>> Start
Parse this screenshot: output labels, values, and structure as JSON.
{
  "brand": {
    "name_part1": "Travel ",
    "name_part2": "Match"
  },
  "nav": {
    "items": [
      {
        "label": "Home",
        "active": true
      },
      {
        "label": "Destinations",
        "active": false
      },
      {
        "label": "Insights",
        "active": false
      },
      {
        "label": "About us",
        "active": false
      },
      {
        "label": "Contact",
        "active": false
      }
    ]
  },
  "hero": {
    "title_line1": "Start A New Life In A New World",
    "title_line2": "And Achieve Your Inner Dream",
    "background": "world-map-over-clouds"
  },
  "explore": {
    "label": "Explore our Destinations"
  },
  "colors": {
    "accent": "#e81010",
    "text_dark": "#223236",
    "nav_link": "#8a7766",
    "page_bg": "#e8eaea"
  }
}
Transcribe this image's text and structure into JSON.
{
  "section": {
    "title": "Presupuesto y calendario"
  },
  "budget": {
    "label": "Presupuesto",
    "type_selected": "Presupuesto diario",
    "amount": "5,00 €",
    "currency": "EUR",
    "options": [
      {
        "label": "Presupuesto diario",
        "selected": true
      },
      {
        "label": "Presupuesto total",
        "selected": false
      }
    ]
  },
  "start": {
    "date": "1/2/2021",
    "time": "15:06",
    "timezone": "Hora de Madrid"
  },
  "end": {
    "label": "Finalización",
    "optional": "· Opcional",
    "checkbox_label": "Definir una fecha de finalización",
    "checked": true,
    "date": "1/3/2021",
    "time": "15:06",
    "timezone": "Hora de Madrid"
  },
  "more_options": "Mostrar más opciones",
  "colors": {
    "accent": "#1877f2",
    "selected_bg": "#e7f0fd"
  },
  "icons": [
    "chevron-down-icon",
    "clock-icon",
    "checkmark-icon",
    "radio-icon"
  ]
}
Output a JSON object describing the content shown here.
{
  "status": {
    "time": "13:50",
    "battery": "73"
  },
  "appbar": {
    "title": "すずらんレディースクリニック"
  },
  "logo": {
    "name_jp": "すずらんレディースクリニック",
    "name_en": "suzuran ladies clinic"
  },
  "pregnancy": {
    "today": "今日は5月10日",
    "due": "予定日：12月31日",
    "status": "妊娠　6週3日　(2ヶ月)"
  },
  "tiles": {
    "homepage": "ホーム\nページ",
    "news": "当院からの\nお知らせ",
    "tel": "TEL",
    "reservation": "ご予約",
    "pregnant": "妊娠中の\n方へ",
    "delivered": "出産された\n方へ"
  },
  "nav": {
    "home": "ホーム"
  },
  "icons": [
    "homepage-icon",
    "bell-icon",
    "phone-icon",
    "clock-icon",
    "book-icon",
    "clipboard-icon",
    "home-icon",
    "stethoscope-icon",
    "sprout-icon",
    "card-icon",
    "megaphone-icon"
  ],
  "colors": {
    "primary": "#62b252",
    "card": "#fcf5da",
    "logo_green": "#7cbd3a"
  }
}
>> End
(The task)
Copy down the material exactly as written.

(Answer for the task)
Parse this screenshot: output labels, values, and structure as JSON.
{
  "brand": {
    "name_part1": "Travel ",
    "name_part2": "Match"
  },
  "nav": {
    "items": [
      {
        "label": "Home",
        "active": true
      },
      {
        "label": "Destinations",
        "active": false
      },
      {
        "label": "Insights",
        "active": false
      },
      {
        "label": "About us",
        "active": false
      },
      {
        "label": "Contact",
        "active": false
      }
    ]
  },
  "hero": {
    "title_line1": "Start A New Life In A New World",
    "title_line2": "And Achieve Your Inner Dream",
    "background": "world-map-over-clouds"
  },
  "explore": {
    "label": "Explore our Destinations"
  },
  "colors": {
    "accent": "#e81010",
    "text_dark": "#223236",
    "nav_link": "#8a7766",
    "page_bg": "#e8eaea"
  }
}
Transcribe this image's text and structure into JSON.
{
  "section": {
    "title": "Presupuesto y calendario"
  },
  "budget": {
    "label": "Presupuesto",
    "type_selected": "Presupuesto diario",
    "amount": "5,00 €",
    "currency": "EUR",
    "options": [
      {
        "label": "Presupuesto diario",
        "selected": true
      },
      {
        "label": "Presupuesto total",
        "selected": false
      }
    ]
  },
  "start": {
    "date": "1/2/2021",
    "time": "15:06",
    "timezone": "Hora de Madrid"
  },
  "end": {
    "label": "Finalización",
    "optional": "· Opcional",
    "checkbox_label": "Definir una fecha de finalización",
    "checked": true,
    "date": "1/3/2021",
    "time": "15:06",
    "timezone": "Hora de Madrid"
  },
  "more_options": "Mostrar más opciones",
  "colors": {
    "accent": "#1877f2",
    "selected_bg": "#e7f0fd"
  },
  "icons": [
    "chevron-down-icon",
    "clock-icon",
    "checkmark-icon",
    "radio-icon"
  ]
}
Output a JSON object describing the content shown here.
{
  "status": {
    "time": "13:50",
    "battery": "73"
  },
  "appbar": {
    "title": "すずらんレディースクリニック"
  },
  "logo": {
    "name_jp": "すずらんレディースクリニック",
    "name_en": "suzuran ladies clinic"
  },
  "pregnancy": {
    "today": "今日は5月10日",
    "due": "予定日：12月31日",
    "status": "妊娠　6週3日　(2ヶ月)"
  },
  "tiles": {
    "homepage": "ホーム\nページ",
    "news": "当院からの\nお知らせ",
    "tel": "TEL",
    "reservation": "ご予約",
    "pregnant": "妊娠中の\n方へ",
    "delivered": "出産された\n方へ"
  },
  "nav": {
    "home": "ホーム"
  },
  "icons": [
    "homepage-icon",
    "bell-icon",
    "phone-icon",
    "clock-icon",
    "book-icon",
    "clipboard-icon",
    "home-icon",
    "stethoscope-icon",
    "sprout-icon",
    "card-icon",
    "megaphone-icon"
  ],
  "colors": {
    "primary": "#62b252",
    "card": "#fcf5da",
    "logo_green": "#7cbd3a"
  }
}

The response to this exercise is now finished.